> **GIVEN EXERCISE**:
Set each record down exactly, excluding all images.

Extracted data entries:

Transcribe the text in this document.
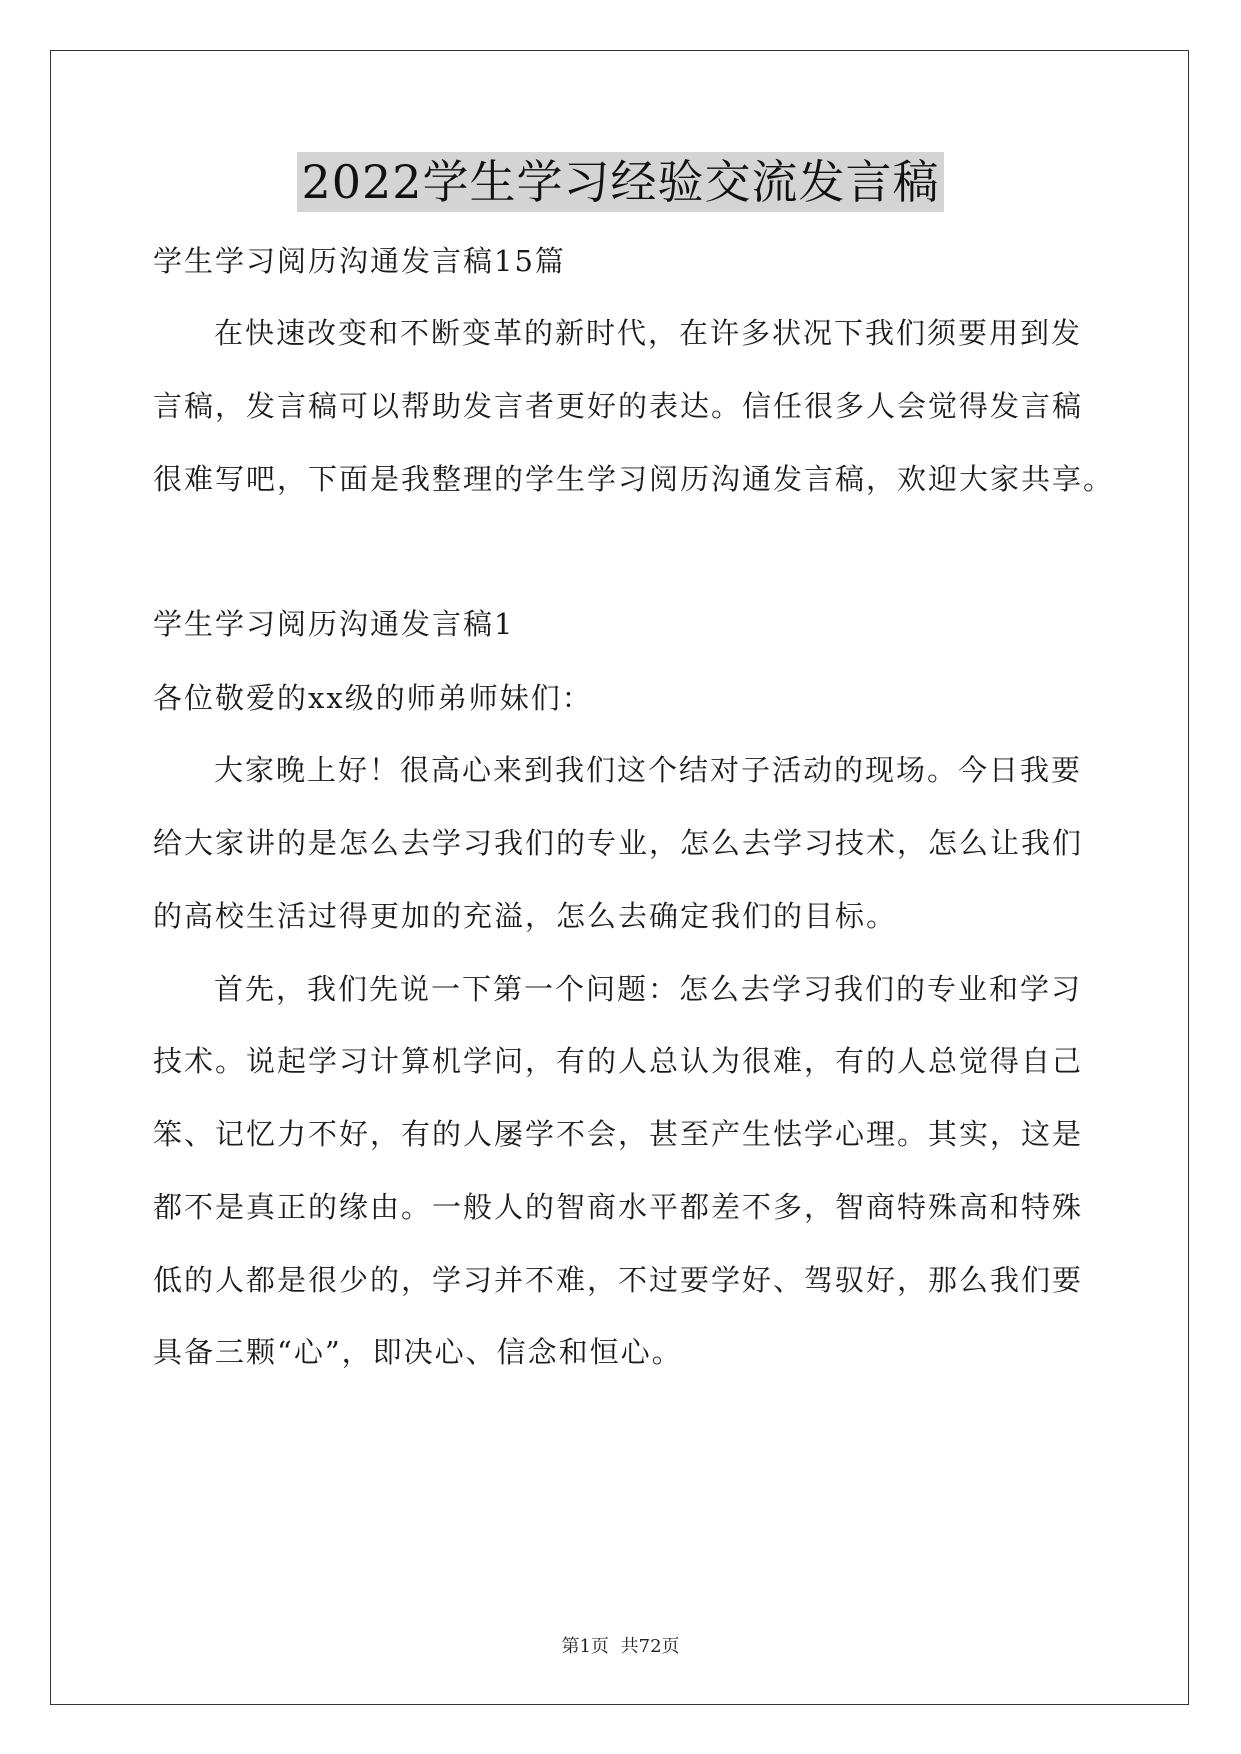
2022学生学习经验交流发言稿
学生学习阅历沟通发言稿15篇
在快速改变和不断变革的新时代，在许多状况下我们须要用到发
言稿，发言稿可以帮助发言者更好的表达。信任很多人会觉得发言稿
很难写吧，下面是我整理的学生学习阅历沟通发言稿，欢迎大家共享。
学生学习阅历沟通发言稿1
各位敬爱的xx级的师弟师妹们：
大家晚上好！很高心来到我们这个结对子活动的现场。今日我要
给大家讲的是怎么去学习我们的专业，怎么去学习技术，怎么让我们
的高校生活过得更加的充溢，怎么去确定我们的目标。
首先，我们先说一下第一个问题：怎么去学习我们的专业和学习
技术。说起学习计算机学问，有的人总认为很难，有的人总觉得自己
笨、记忆力不好，有的人屡学不会，甚至产生怯学心理。其实，这是
都不是真正的缘由。一般人的智商水平都差不多，智商特殊高和特殊
低的人都是很少的，学习并不难，不过要学好、驾驭好，那么我们要
具备三颗“心”，即决心、信念和恒心。
第1页 共72页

> **FINISHED EXERCISE**:
Transcribe the text in this document.
2022学生学习经验交流发言稿
学生学习阅历沟通发言稿15篇
在快速改变和不断变革的新时代，在许多状况下我们须要用到发
言稿，发言稿可以帮助发言者更好的表达。信任很多人会觉得发言稿
很难写吧，下面是我整理的学生学习阅历沟通发言稿，欢迎大家共享。
学生学习阅历沟通发言稿1
各位敬爱的xx级的师弟师妹们：
大家晚上好！很高心来到我们这个结对子活动的现场。今日我要
给大家讲的是怎么去学习我们的专业，怎么去学习技术，怎么让我们
的高校生活过得更加的充溢，怎么去确定我们的目标。
首先，我们先说一下第一个问题：怎么去学习我们的专业和学习
技术。说起学习计算机学问，有的人总认为很难，有的人总觉得自己
笨、记忆力不好，有的人屡学不会，甚至产生怯学心理。其实，这是
都不是真正的缘由。一般人的智商水平都差不多，智商特殊高和特殊
低的人都是很少的，学习并不难，不过要学好、驾驭好，那么我们要
具备三颗“心”，即决心、信念和恒心。
第1页 共72页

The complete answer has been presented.